Keep only the lines of the listing that include the word "class", and copy them.

#### RECORD EXTRACTS:
'''

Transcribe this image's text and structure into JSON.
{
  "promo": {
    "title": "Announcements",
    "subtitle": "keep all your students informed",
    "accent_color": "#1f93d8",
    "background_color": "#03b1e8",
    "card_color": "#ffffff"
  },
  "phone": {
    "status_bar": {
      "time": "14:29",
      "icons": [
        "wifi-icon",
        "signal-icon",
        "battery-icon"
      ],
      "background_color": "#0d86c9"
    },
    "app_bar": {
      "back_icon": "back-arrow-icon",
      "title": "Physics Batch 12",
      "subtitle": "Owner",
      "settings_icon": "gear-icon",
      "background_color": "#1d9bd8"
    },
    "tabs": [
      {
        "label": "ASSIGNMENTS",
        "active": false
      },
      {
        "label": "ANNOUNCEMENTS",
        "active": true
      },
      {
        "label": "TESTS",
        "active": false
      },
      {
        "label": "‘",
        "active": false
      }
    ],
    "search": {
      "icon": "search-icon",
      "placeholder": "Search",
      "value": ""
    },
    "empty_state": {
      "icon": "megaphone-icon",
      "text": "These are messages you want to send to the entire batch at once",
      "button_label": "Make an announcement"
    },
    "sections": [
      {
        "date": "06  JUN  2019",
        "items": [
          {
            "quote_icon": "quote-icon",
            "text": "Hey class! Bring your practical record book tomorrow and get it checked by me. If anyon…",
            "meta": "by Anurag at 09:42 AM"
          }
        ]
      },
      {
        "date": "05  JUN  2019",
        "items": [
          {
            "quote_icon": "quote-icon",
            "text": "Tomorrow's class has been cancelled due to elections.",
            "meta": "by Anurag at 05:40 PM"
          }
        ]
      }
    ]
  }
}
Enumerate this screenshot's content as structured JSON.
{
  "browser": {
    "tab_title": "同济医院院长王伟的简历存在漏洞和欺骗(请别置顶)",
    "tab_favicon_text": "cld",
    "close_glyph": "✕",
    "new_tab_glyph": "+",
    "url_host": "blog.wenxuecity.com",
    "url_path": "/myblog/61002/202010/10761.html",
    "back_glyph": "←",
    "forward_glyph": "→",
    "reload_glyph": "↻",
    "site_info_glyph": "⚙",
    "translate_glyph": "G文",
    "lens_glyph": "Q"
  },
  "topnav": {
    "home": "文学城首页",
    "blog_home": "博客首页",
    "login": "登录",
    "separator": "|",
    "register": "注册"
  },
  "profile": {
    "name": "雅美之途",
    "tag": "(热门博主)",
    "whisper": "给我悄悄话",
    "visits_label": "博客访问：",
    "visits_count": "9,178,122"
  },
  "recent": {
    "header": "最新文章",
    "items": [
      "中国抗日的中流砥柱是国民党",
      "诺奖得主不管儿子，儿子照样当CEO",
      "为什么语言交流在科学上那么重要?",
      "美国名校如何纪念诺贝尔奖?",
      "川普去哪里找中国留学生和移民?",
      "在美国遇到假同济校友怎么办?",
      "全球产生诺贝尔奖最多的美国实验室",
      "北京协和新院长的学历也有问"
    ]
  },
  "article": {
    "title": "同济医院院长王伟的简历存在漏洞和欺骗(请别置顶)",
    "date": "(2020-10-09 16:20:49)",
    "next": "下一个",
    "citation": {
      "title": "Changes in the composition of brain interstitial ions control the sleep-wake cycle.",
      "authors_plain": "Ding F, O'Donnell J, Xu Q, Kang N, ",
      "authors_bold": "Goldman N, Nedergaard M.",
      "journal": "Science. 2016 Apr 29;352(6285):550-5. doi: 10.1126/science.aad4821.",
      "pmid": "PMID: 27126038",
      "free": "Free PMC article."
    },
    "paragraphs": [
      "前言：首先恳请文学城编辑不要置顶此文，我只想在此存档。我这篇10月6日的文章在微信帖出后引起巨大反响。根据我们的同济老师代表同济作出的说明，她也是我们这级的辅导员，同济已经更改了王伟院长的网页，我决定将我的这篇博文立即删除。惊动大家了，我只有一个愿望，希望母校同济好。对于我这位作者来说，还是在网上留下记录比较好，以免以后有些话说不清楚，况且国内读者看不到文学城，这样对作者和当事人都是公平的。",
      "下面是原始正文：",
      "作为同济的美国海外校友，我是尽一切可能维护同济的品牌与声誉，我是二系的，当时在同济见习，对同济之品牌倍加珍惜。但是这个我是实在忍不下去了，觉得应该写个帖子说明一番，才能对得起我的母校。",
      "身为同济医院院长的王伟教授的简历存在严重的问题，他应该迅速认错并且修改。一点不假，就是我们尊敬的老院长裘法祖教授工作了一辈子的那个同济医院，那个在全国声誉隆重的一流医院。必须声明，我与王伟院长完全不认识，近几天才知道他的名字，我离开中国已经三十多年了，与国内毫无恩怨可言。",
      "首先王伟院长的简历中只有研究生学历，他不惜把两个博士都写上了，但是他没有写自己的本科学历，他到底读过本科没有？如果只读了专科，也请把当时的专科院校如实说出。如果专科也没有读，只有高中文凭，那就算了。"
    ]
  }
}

'''

#### RESPONSE:
            "text": "Hey class! Bring your practical record book tomorrow and get it checked by me. If anyon…",
            "text": "Tomorrow's class has been cancelled due to elections.",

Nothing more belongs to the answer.